### Passage provided
After two weeks of intensive training our field seasons work schedule involved a rotation of nine days in the field, one day in the office, compiling our data and writing a report, followed by four days off for R&R. Our transportation to and from Juneau into the field was provided by Ward Air’s experienced pilots flying the DeHavilland Beaver and Otter float planes. Combining a high cargo capacity with a short takeoff and landing ability has made the Beaver and Otter ideal aircraft for transporting personnel and supplies into the Alaskan bush for many years.

Over the past century Admirably Island has attracted many kinds of people for different kinds of reasons. In the past trapping, prospecting, big game hunting and mink farming brought outsiders to the island. But since the creation of the Monument in 1978 the types visitor usage has changed and evolved again as the boomer generation continues to age. Our survey of campsite use and vegetation impact for instance showed a steady decrease in back country camping use. Conversely the visitors arriving in large charter boats with kayaks aboard for day use has continued to increase. Perhaps as the population has gotten older the comforts of returning to a warm bed and a gourmet meal has edged out camping and freeze dried food. As the types of visitor use changes so the Forest Service’s policies must shift to reflect current visitor needs and to protect the Monument’s resources.

### Dataset content
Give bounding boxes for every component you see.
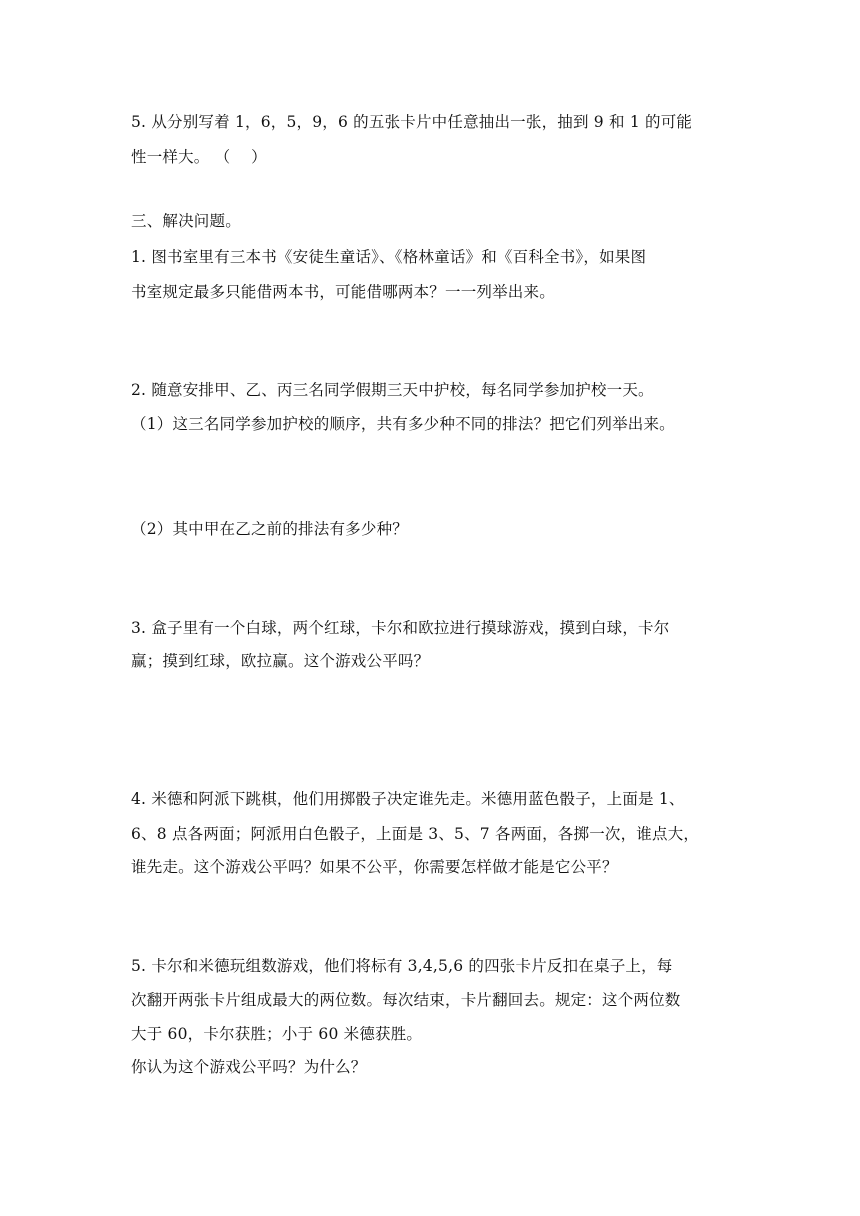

### The exercise
In the passage about the field season and visitor use above, reproduce word for word the stretch from "Over the past" through "the Monument’s resources.".

### Exercise result
Over the past century Admirably Island has attracted many kinds of people for different kinds of reasons. In the past trapping, prospecting, big game hunting and mink farming brought outsiders to the island. But since the creation of the Monument in 1978 the types visitor usage has changed and evolved again as the boomer generation continues to age. Our survey of campsite use and vegetation impact for instance showed a steady decrease in back country camping use. Conversely the visitors arriving in large charter boats with kayaks aboard for day use has continued to increase. Perhaps as the population has gotten older the comforts of returning to a warm bed and a gourmet meal has edged out camping and freeze dried food. As the types of visitor use changes so the Forest Service’s policies must shift to reflect current visitor needs and to protect the Monument’s resources.